- **What to do**: Write out the entire listing below exactly, with the pictures left out.

[start of Data for processing]

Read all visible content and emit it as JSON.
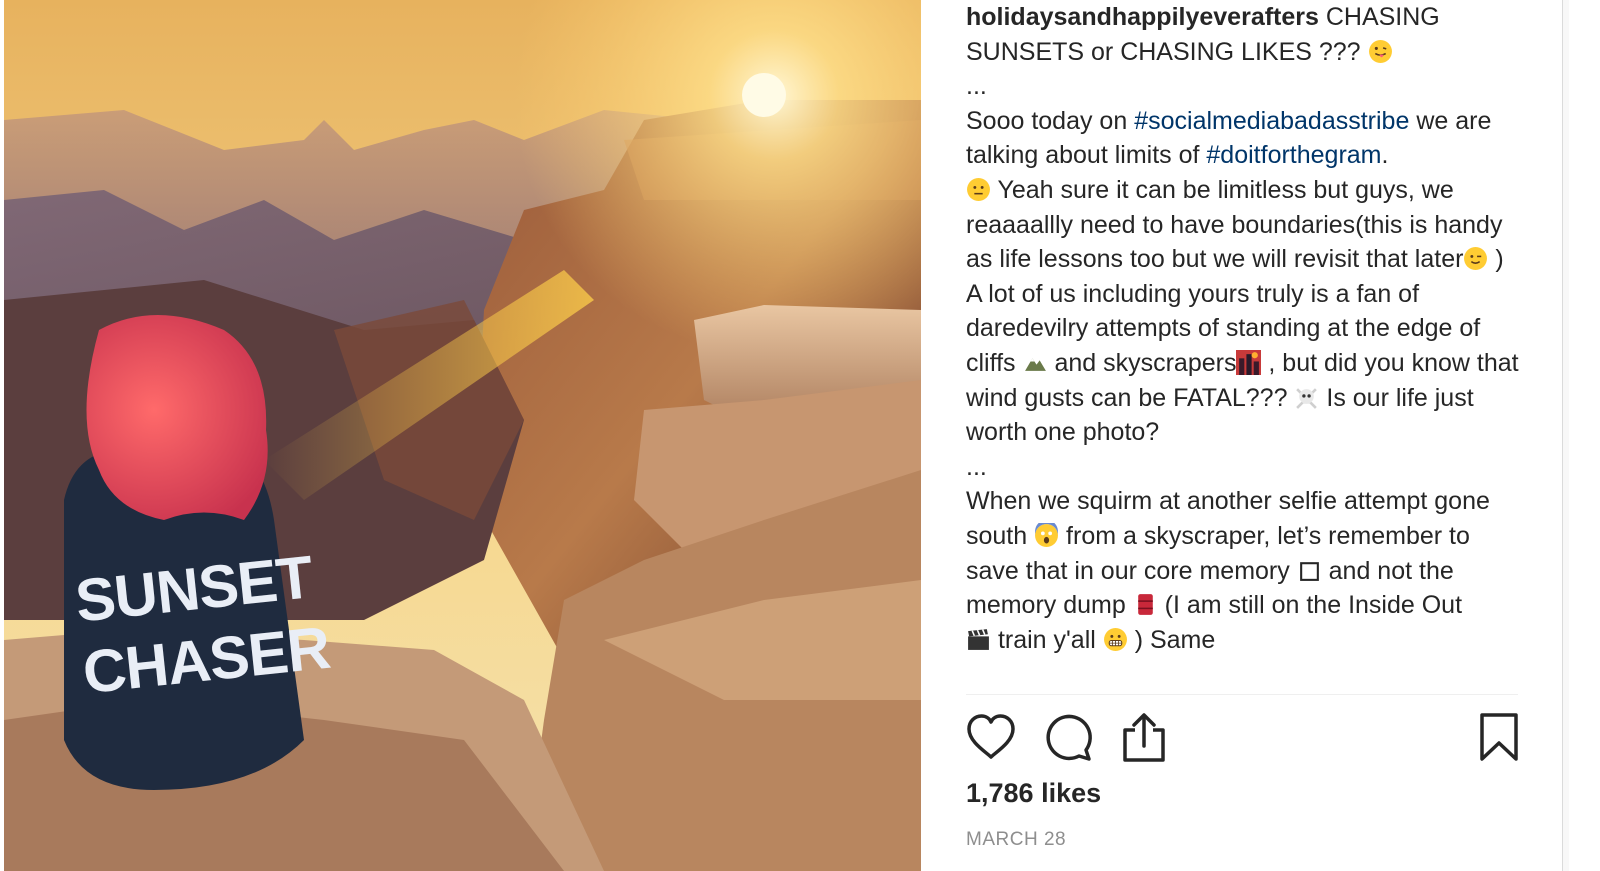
{
  "post": {
    "username": "holidaysandhappilyeverafters",
    "caption_title": " CHASING SUNSETS or CHASING LIKES ??? ",
    "ellipsis_1": "...",
    "line_sooo": "Sooo today on ",
    "hashtag_1": "#socialmediabadasstribe",
    "line_we_are": " we are talking about limits of ",
    "hashtag_2": "#doitforthegram",
    "period": ".",
    "line_yeah": " Yeah sure it can be limitless but guys, we reaaaallly need to have boundaries(this is handy as life lessons too but we will revisit that later",
    "line_yeah_end": " )",
    "para_a_lot": "A lot of us including yours truly is a fan of daredevilry attempts of standing at the edge of cliffs ",
    "para_and_sky": " and skyscrapers",
    "para_but": " , but did you know that wind gusts can be FATAL??? ",
    "para_is": "  Is our life just worth one photo?",
    "ellipsis_2": "...",
    "para_when": "When we squirm at another selfie attempt gone south ",
    "para_from": "  from a skyscraper, let’s remember to save that in our core memory ",
    "para_and_not": " and not the memory dump ",
    "para_iam": "  (I am still on the Inside Out ",
    "para_train": "  train y'all ",
    "para_same": "  ) Same",
    "likes": "1,786 likes",
    "date": "MARCH 28"
  },
  "photo": {
    "shirt_line_1": "SUNSET",
    "shirt_line_2": "CHASER"
  },
  "icons": [
    "heart-icon",
    "comment-icon",
    "share-icon",
    "bookmark-icon"
  ],
  "colors": {
    "text": "#262626",
    "hashtag": "#003569",
    "muted": "#8e8e8e",
    "sky_top": "#f2c86a",
    "hair": "#e24b5d"
  }
}
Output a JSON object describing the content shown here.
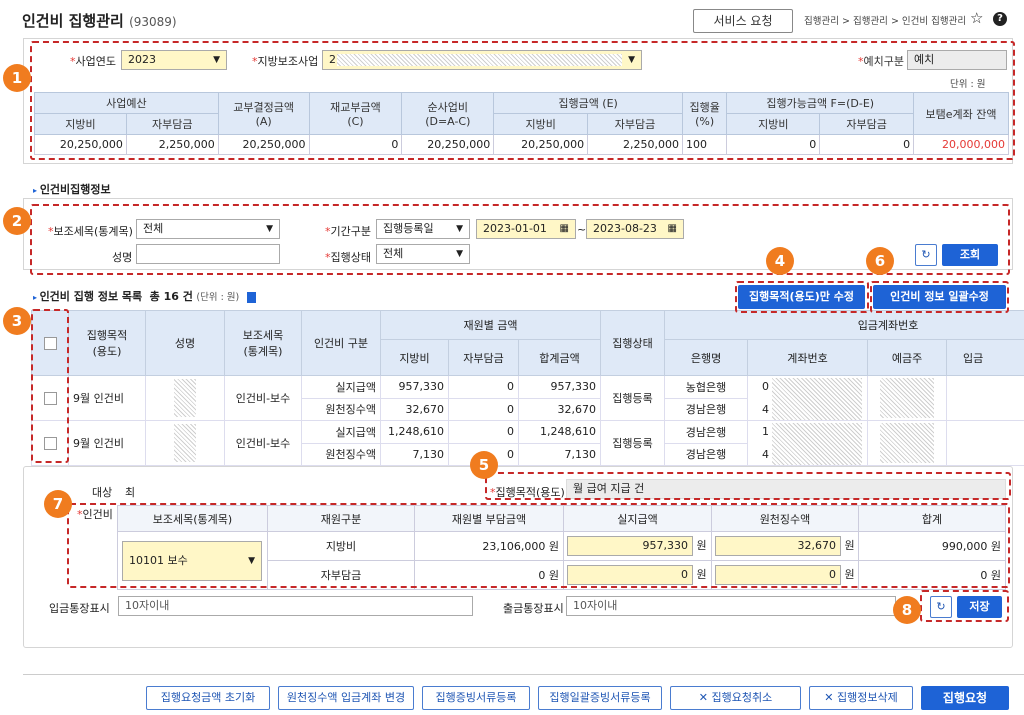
{
  "header": {
    "title": "인건비 집행관리",
    "code": "(93089)",
    "service_btn": "서비스 요청",
    "breadcrumb": "집행관리 > 집행관리 > 인건비 집행관리",
    "star": "☆",
    "help": "?"
  },
  "filter": {
    "year_label": "사업연도",
    "year_value": "2023",
    "subsidy_label": "지방보조사업",
    "subsidy_value": "2",
    "deposit_label": "예치구분",
    "deposit_value": "예치",
    "unit": "단위 : 원"
  },
  "budget_table": {
    "h1": [
      "사업예산",
      "교부결정금액\n(A)",
      "재교부금액\n(C)",
      "순사업비\n(D=A-C)",
      "집행금액 (E)",
      "집행율\n(%)",
      "집행가능금액 F=(D-E)",
      "보탬e계좌 잔액"
    ],
    "h2": [
      "지방비",
      "자부담금",
      "지방비",
      "자부담금",
      "지방비",
      "자부담금"
    ],
    "row": [
      "20,250,000",
      "2,250,000",
      "20,250,000",
      "0",
      "20,250,000",
      "20,250,000",
      "2,250,000",
      "100",
      "0",
      "0",
      "20,000,000"
    ]
  },
  "section1_title": "인건비집행정보",
  "search": {
    "sub_item_label": "보조세목(통계목)",
    "sub_item_value": "전체",
    "name_label": "성명",
    "name_value": "",
    "period_label": "기간구분",
    "period_value": "집행등록일",
    "date_from": "2023-01-01",
    "date_to": "2023-08-23",
    "tilde": "~",
    "status_label": "집행상태",
    "status_value": "전체",
    "reset_icon": "↻",
    "search_btn": "조회"
  },
  "list": {
    "title": "인건비 집행 정보 목록",
    "count_text": "총 16 건",
    "unit": "(단위 : 원)",
    "btn_edit_purpose": "집행목적(용도)만 수정",
    "btn_bulk_edit": "인건비 정보 일괄수정",
    "headers": {
      "purpose": "집행목적\n(용도)",
      "name": "성명",
      "sub_item": "보조세목\n(통계목)",
      "type": "인건비 구분",
      "funds": "재원별 금액",
      "local": "지방비",
      "self": "자부담금",
      "total": "합계금액",
      "status": "집행상태",
      "account": "입금계좌번호",
      "bank": "은행명",
      "accno": "계좌번호",
      "holder": "예금주",
      "more": "입금"
    },
    "rows": [
      {
        "purpose": "9월 인건비",
        "sub_item": "인건비-보수",
        "status": "집행등록",
        "lines": [
          {
            "type": "실지급액",
            "local": "957,330",
            "self": "0",
            "total": "957,330",
            "bank": "농협은행",
            "acc": "0"
          },
          {
            "type": "원천징수액",
            "local": "32,670",
            "self": "0",
            "total": "32,670",
            "bank": "경남은행",
            "acc": "4"
          }
        ]
      },
      {
        "purpose": "9월 인건비",
        "sub_item": "인건비-보수",
        "status": "집행등록",
        "lines": [
          {
            "type": "실지급액",
            "local": "1,248,610",
            "self": "0",
            "total": "1,248,610",
            "bank": "경남은행",
            "acc": "1"
          },
          {
            "type": "원천징수액",
            "local": "7,130",
            "self": "0",
            "total": "7,130",
            "bank": "경남은행",
            "acc": "4"
          }
        ]
      }
    ]
  },
  "detail": {
    "target_label": "대상",
    "target_value": "최",
    "purpose_label": "집행목적(용도)",
    "purpose_value": "월 급여 지급 건",
    "labor_label": "인건비",
    "headers": [
      "보조세목(통계목)",
      "재원구분",
      "재원별 부담금액",
      "실지급액",
      "원천징수액",
      "합계"
    ],
    "sub_item_value": "10101 보수",
    "rows": [
      {
        "source": "지방비",
        "burden": "23,106,000 원",
        "paid": "957,330",
        "withheld": "32,670",
        "total": "990,000 원"
      },
      {
        "source": "자부담금",
        "burden": "0 원",
        "paid": "0",
        "withheld": "0",
        "total": "0 원"
      }
    ],
    "won": "원",
    "in_label": "입금통장표시",
    "in_placeholder": "10자이내",
    "out_label": "출금통장표시",
    "out_placeholder": "10자이내",
    "save_btn": "저장"
  },
  "bottom": {
    "b1": "집행요청금액 초기화",
    "b2": "원천징수액 입금계좌 변경",
    "b3": "집행증빙서류등록",
    "b4": "집행일괄증빙서류등록",
    "b5": "집행요청취소",
    "b6": "집행정보삭제",
    "b7": "집행요청",
    "x": "✕"
  },
  "badges": [
    "1",
    "2",
    "3",
    "4",
    "5",
    "6",
    "7",
    "8"
  ],
  "colors": {
    "accent": "#1e63d6",
    "badge": "#f07c1f",
    "dash": "#c62828",
    "balance": "#e53935"
  }
}
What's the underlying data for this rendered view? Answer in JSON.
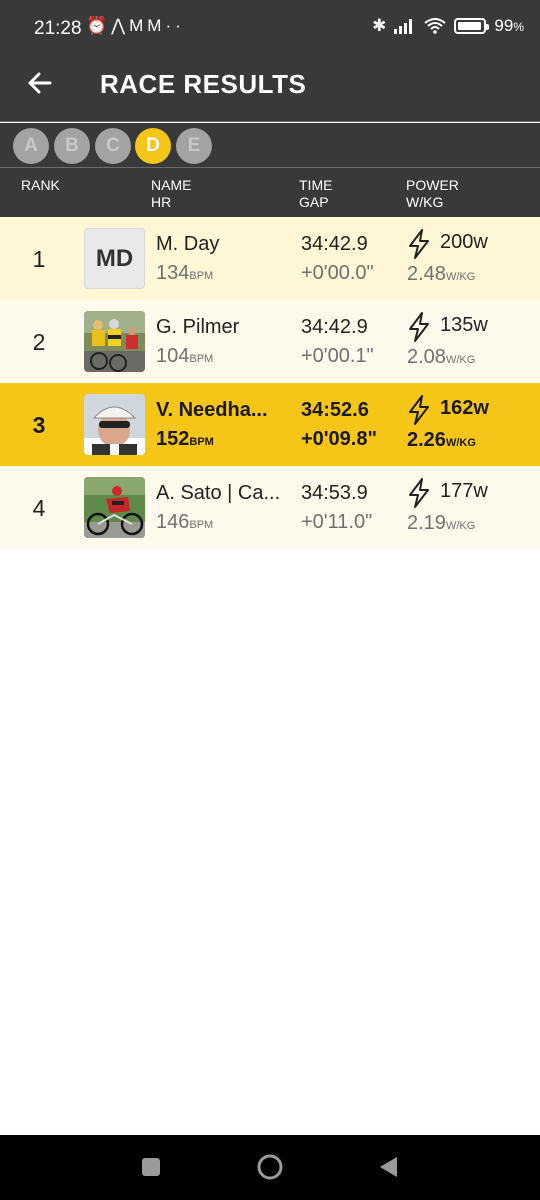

[end of Data for processing]

- **Answer to the exercise**:
Read all visible content and emit it as JSON.
{
  "post": {
    "username": "holidaysandhappilyeverafters",
    "caption_title": " CHASING SUNSETS or CHASING LIKES ??? ",
    "ellipsis_1": "...",
    "line_sooo": "Sooo today on ",
    "hashtag_1": "#socialmediabadasstribe",
    "line_we_are": " we are talking about limits of ",
    "hashtag_2": "#doitforthegram",
    "period": ".",
    "line_yeah": " Yeah sure it can be limitless but guys, we reaaaallly need to have boundaries(this is handy as life lessons too but we will revisit that later",
    "line_yeah_end": " )",
    "para_a_lot": "A lot of us including yours truly is a fan of daredevilry attempts of standing at the edge of cliffs ",
    "para_and_sky": " and skyscrapers",
    "para_but": " , but did you know that wind gusts can be FATAL??? ",
    "para_is": "  Is our life just worth one photo?",
    "ellipsis_2": "...",
    "para_when": "When we squirm at another selfie attempt gone south ",
    "para_from": "  from a skyscraper, let’s remember to save that in our core memory ",
    "para_and_not": " and not the memory dump ",
    "para_iam": "  (I am still on the Inside Out ",
    "para_train": "  train y'all ",
    "para_same": "  ) Same",
    "likes": "1,786 likes",
    "date": "MARCH 28"
  },
  "photo": {
    "shirt_line_1": "SUNSET",
    "shirt_line_2": "CHASER"
  },
  "icons": [
    "heart-icon",
    "comment-icon",
    "share-icon",
    "bookmark-icon"
  ],
  "colors": {
    "text": "#262626",
    "hashtag": "#003569",
    "muted": "#8e8e8e",
    "sky_top": "#f2c86a",
    "hair": "#e24b5d"
  }
}
Output a JSON object describing the content shown here.
{
  "header": {
    "title": "인건비 집행관리",
    "code": "(93089)",
    "service_btn": "서비스 요청",
    "breadcrumb": "집행관리 > 집행관리 > 인건비 집행관리",
    "star": "☆",
    "help": "?"
  },
  "filter": {
    "year_label": "사업연도",
    "year_value": "2023",
    "subsidy_label": "지방보조사업",
    "subsidy_value": "2",
    "deposit_label": "예치구분",
    "deposit_value": "예치",
    "unit": "단위 : 원"
  },
  "budget_table": {
    "h1": [
      "사업예산",
      "교부결정금액\n(A)",
      "재교부금액\n(C)",
      "순사업비\n(D=A-C)",
      "집행금액 (E)",
      "집행율\n(%)",
      "집행가능금액 F=(D-E)",
      "보탬e계좌 잔액"
    ],
    "h2": [
      "지방비",
      "자부담금",
      "지방비",
      "자부담금",
      "지방비",
      "자부담금"
    ],
    "row": [
      "20,250,000",
      "2,250,000",
      "20,250,000",
      "0",
      "20,250,000",
      "20,250,000",
      "2,250,000",
      "100",
      "0",
      "0",
      "20,000,000"
    ]
  },
  "section1_title": "인건비집행정보",
  "search": {
    "sub_item_label": "보조세목(통계목)",
    "sub_item_value": "전체",
    "name_label": "성명",
    "name_value": "",
    "period_label": "기간구분",
    "period_value": "집행등록일",
    "date_from": "2023-01-01",
    "date_to": "2023-08-23",
    "tilde": "~",
    "status_label": "집행상태",
    "status_value": "전체",
    "reset_icon": "↻",
    "search_btn": "조회"
  },
  "list": {
    "title": "인건비 집행 정보 목록",
    "count_text": "총 16 건",
    "unit": "(단위 : 원)",
    "btn_edit_purpose": "집행목적(용도)만 수정",
    "btn_bulk_edit": "인건비 정보 일괄수정",
    "headers": {
      "purpose": "집행목적\n(용도)",
      "name": "성명",
      "sub_item": "보조세목\n(통계목)",
      "type": "인건비 구분",
      "funds": "재원별 금액",
      "local": "지방비",
      "self": "자부담금",
      "total": "합계금액",
      "status": "집행상태",
      "account": "입금계좌번호",
      "bank": "은행명",
      "accno": "계좌번호",
      "holder": "예금주",
      "more": "입금"
    },
    "rows": [
      {
        "purpose": "9월 인건비",
        "sub_item": "인건비-보수",
        "status": "집행등록",
        "lines": [
          {
            "type": "실지급액",
            "local": "957,330",
            "self": "0",
            "total": "957,330",
            "bank": "농협은행",
            "acc": "0"
          },
          {
            "type": "원천징수액",
            "local": "32,670",
            "self": "0",
            "total": "32,670",
            "bank": "경남은행",
            "acc": "4"
          }
        ]
      },
      {
        "purpose": "9월 인건비",
        "sub_item": "인건비-보수",
        "status": "집행등록",
        "lines": [
          {
            "type": "실지급액",
            "local": "1,248,610",
            "self": "0",
            "total": "1,248,610",
            "bank": "경남은행",
            "acc": "1"
          },
          {
            "type": "원천징수액",
            "local": "7,130",
            "self": "0",
            "total": "7,130",
            "bank": "경남은행",
            "acc": "4"
          }
        ]
      }
    ]
  },
  "detail": {
    "target_label": "대상",
    "target_value": "최",
    "purpose_label": "집행목적(용도)",
    "purpose_value": "월 급여 지급 건",
    "labor_label": "인건비",
    "headers": [
      "보조세목(통계목)",
      "재원구분",
      "재원별 부담금액",
      "실지급액",
      "원천징수액",
      "합계"
    ],
    "sub_item_value": "10101 보수",
    "rows": [
      {
        "source": "지방비",
        "burden": "23,106,000 원",
        "paid": "957,330",
        "withheld": "32,670",
        "total": "990,000 원"
      },
      {
        "source": "자부담금",
        "burden": "0 원",
        "paid": "0",
        "withheld": "0",
        "total": "0 원"
      }
    ],
    "won": "원",
    "in_label": "입금통장표시",
    "in_placeholder": "10자이내",
    "out_label": "출금통장표시",
    "out_placeholder": "10자이내",
    "save_btn": "저장"
  },
  "bottom": {
    "b1": "집행요청금액 초기화",
    "b2": "원천징수액 입금계좌 변경",
    "b3": "집행증빙서류등록",
    "b4": "집행일괄증빙서류등록",
    "b5": "집행요청취소",
    "b6": "집행정보삭제",
    "b7": "집행요청",
    "x": "✕"
  },
  "badges": [
    "1",
    "2",
    "3",
    "4",
    "5",
    "6",
    "7",
    "8"
  ],
  "colors": {
    "accent": "#1e63d6",
    "badge": "#f07c1f",
    "dash": "#c62828",
    "balance": "#e53935"
  }
}
What's the underlying data for this rendered view? Answer in JSON.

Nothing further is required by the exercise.